- Data to use
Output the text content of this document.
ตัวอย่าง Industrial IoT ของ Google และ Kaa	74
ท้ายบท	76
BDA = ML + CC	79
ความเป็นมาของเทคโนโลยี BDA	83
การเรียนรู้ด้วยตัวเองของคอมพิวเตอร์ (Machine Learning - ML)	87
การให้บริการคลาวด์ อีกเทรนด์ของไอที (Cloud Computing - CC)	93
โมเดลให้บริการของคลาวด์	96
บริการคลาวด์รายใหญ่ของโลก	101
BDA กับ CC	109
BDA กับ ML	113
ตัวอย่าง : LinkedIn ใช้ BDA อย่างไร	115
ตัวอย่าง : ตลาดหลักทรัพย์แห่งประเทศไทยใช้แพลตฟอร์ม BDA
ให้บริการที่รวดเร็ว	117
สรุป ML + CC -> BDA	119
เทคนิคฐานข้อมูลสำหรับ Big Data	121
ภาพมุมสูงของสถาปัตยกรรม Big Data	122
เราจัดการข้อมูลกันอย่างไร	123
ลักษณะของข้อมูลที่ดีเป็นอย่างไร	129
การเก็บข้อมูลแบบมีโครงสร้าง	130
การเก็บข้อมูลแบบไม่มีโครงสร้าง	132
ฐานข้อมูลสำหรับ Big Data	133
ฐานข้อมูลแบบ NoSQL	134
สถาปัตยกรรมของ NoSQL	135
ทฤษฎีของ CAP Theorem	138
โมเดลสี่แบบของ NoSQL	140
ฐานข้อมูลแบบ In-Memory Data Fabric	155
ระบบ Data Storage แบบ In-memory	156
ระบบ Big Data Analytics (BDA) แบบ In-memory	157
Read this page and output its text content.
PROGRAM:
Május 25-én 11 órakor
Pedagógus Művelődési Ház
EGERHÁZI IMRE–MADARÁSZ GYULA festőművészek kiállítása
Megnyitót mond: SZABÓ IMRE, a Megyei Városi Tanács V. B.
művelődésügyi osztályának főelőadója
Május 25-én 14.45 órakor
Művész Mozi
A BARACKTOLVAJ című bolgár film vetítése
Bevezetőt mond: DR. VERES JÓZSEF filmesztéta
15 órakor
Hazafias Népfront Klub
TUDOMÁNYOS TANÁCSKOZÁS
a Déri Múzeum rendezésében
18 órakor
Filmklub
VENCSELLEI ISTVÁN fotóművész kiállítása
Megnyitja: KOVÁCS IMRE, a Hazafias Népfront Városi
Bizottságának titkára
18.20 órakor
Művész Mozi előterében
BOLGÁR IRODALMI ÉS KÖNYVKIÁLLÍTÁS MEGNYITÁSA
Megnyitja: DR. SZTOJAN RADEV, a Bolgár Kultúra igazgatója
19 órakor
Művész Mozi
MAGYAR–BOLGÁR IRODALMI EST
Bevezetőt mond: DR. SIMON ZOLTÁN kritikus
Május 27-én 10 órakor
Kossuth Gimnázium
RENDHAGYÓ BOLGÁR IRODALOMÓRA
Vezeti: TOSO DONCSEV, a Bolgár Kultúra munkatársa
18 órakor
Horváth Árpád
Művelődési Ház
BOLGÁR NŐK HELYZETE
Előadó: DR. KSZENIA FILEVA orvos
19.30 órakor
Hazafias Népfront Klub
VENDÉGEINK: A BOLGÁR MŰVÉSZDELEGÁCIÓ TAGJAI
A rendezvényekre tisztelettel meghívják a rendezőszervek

- Task objective
Would you restate each of the entries word for word?

- Output of the task
Output the text content of this document.
ตัวอย่าง Industrial IoT ของ Google และ Kaa	74
ท้ายบท	76
BDA = ML + CC	79
ความเป็นมาของเทคโนโลยี BDA	83
การเรียนรู้ด้วยตัวเองของคอมพิวเตอร์ (Machine Learning - ML)	87
การให้บริการคลาวด์ อีกเทรนด์ของไอที (Cloud Computing - CC)	93
โมเดลให้บริการของคลาวด์	96
บริการคลาวด์รายใหญ่ของโลก	101
BDA กับ CC	109
BDA กับ ML	113
ตัวอย่าง : LinkedIn ใช้ BDA อย่างไร	115
ตัวอย่าง : ตลาดหลักทรัพย์แห่งประเทศไทยใช้แพลตฟอร์ม BDA
ให้บริการที่รวดเร็ว	117
สรุป ML + CC -> BDA	119
เทคนิคฐานข้อมูลสำหรับ Big Data	121
ภาพมุมสูงของสถาปัตยกรรม Big Data	122
เราจัดการข้อมูลกันอย่างไร	123
ลักษณะของข้อมูลที่ดีเป็นอย่างไร	129
การเก็บข้อมูลแบบมีโครงสร้าง	130
การเก็บข้อมูลแบบไม่มีโครงสร้าง	132
ฐานข้อมูลสำหรับ Big Data	133
ฐานข้อมูลแบบ NoSQL	134
สถาปัตยกรรมของ NoSQL	135
ทฤษฎีของ CAP Theorem	138
โมเดลสี่แบบของ NoSQL	140
ฐานข้อมูลแบบ In-Memory Data Fabric	155
ระบบ Data Storage แบบ In-memory	156
ระบบ Big Data Analytics (BDA) แบบ In-memory	157
Read this page and output its text content.
PROGRAM:
Május 25-én 11 órakor
Pedagógus Művelődési Ház
EGERHÁZI IMRE–MADARÁSZ GYULA festőművészek kiállítása
Megnyitót mond: SZABÓ IMRE, a Megyei Városi Tanács V. B.
művelődésügyi osztályának főelőadója
Május 25-én 14.45 órakor
Művész Mozi
A BARACKTOLVAJ című bolgár film vetítése
Bevezetőt mond: DR. VERES JÓZSEF filmesztéta
15 órakor
Hazafias Népfront Klub
TUDOMÁNYOS TANÁCSKOZÁS
a Déri Múzeum rendezésében
18 órakor
Filmklub
VENCSELLEI ISTVÁN fotóművész kiállítása
Megnyitja: KOVÁCS IMRE, a Hazafias Népfront Városi
Bizottságának titkára
18.20 órakor
Művész Mozi előterében
BOLGÁR IRODALMI ÉS KÖNYVKIÁLLÍTÁS MEGNYITÁSA
Megnyitja: DR. SZTOJAN RADEV, a Bolgár Kultúra igazgatója
19 órakor
Művész Mozi
MAGYAR–BOLGÁR IRODALMI EST
Bevezetőt mond: DR. SIMON ZOLTÁN kritikus
Május 27-én 10 órakor
Kossuth Gimnázium
RENDHAGYÓ BOLGÁR IRODALOMÓRA
Vezeti: TOSO DONCSEV, a Bolgár Kultúra munkatársa
18 órakor
Horváth Árpád
Művelődési Ház
BOLGÁR NŐK HELYZETE
Előadó: DR. KSZENIA FILEVA orvos
19.30 órakor
Hazafias Népfront Klub
VENDÉGEINK: A BOLGÁR MŰVÉSZDELEGÁCIÓ TAGJAI
A rendezvényekre tisztelettel meghívják a rendezőszervek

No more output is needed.